- **What to produce**: Reproduce the records verbatim, starting at their first line and stopping after the line that contains "paragraph-item-15 xyxy=(133,794,880,986)".

- **Input**:

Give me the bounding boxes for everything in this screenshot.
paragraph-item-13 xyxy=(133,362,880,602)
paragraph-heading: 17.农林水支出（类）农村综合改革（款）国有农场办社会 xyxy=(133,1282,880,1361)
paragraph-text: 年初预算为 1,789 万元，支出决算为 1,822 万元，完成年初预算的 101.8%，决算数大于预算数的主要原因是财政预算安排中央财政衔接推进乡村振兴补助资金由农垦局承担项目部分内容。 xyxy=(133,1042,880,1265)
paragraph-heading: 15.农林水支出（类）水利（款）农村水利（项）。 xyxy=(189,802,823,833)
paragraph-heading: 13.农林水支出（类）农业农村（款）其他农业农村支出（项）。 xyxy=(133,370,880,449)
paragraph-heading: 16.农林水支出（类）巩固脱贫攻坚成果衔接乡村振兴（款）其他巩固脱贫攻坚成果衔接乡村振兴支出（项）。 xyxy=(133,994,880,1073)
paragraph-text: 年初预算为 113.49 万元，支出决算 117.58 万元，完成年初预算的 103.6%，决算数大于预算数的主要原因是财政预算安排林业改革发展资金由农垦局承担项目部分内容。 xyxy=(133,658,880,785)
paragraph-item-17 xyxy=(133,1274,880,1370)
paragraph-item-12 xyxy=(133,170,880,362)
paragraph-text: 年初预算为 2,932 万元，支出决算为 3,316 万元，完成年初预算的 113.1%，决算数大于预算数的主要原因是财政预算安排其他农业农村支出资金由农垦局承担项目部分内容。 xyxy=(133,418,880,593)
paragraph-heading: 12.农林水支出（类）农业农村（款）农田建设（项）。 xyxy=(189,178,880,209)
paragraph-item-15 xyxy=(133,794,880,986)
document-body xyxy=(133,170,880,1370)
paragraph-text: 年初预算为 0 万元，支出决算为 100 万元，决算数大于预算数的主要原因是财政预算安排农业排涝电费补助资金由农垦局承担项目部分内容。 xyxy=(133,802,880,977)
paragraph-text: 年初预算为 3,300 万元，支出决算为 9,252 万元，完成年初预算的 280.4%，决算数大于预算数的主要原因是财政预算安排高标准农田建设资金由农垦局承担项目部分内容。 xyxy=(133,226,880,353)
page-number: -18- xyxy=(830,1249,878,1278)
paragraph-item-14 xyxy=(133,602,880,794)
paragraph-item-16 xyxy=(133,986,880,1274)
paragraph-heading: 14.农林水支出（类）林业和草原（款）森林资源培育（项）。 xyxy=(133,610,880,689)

- **Response**:
Give me the bounding boxes for everything in this screenshot.
paragraph-item-13 xyxy=(133,362,880,602)
paragraph-heading: 17.农林水支出（类）农村综合改革（款）国有农场办社会 xyxy=(133,1282,880,1361)
paragraph-text: 年初预算为 1,789 万元，支出决算为 1,822 万元，完成年初预算的 101.8%，决算数大于预算数的主要原因是财政预算安排中央财政衔接推进乡村振兴补助资金由农垦局承担项目部分内容。 xyxy=(133,1042,880,1265)
paragraph-heading: 15.农林水支出（类）水利（款）农村水利（项）。 xyxy=(189,802,823,833)
paragraph-heading: 13.农林水支出（类）农业农村（款）其他农业农村支出（项）。 xyxy=(133,370,880,449)
paragraph-heading: 16.农林水支出（类）巩固脱贫攻坚成果衔接乡村振兴（款）其他巩固脱贫攻坚成果衔接乡村振兴支出（项）。 xyxy=(133,994,880,1073)
paragraph-text: 年初预算为 113.49 万元，支出决算 117.58 万元，完成年初预算的 103.6%，决算数大于预算数的主要原因是财政预算安排林业改革发展资金由农垦局承担项目部分内容。 xyxy=(133,658,880,785)
paragraph-item-17 xyxy=(133,1274,880,1370)
paragraph-item-12 xyxy=(133,170,880,362)
paragraph-text: 年初预算为 2,932 万元，支出决算为 3,316 万元，完成年初预算的 113.1%，决算数大于预算数的主要原因是财政预算安排其他农业农村支出资金由农垦局承担项目部分内容。 xyxy=(133,418,880,593)
paragraph-heading: 12.农林水支出（类）农业农村（款）农田建设（项）。 xyxy=(189,178,880,209)
paragraph-item-15 xyxy=(133,794,880,986)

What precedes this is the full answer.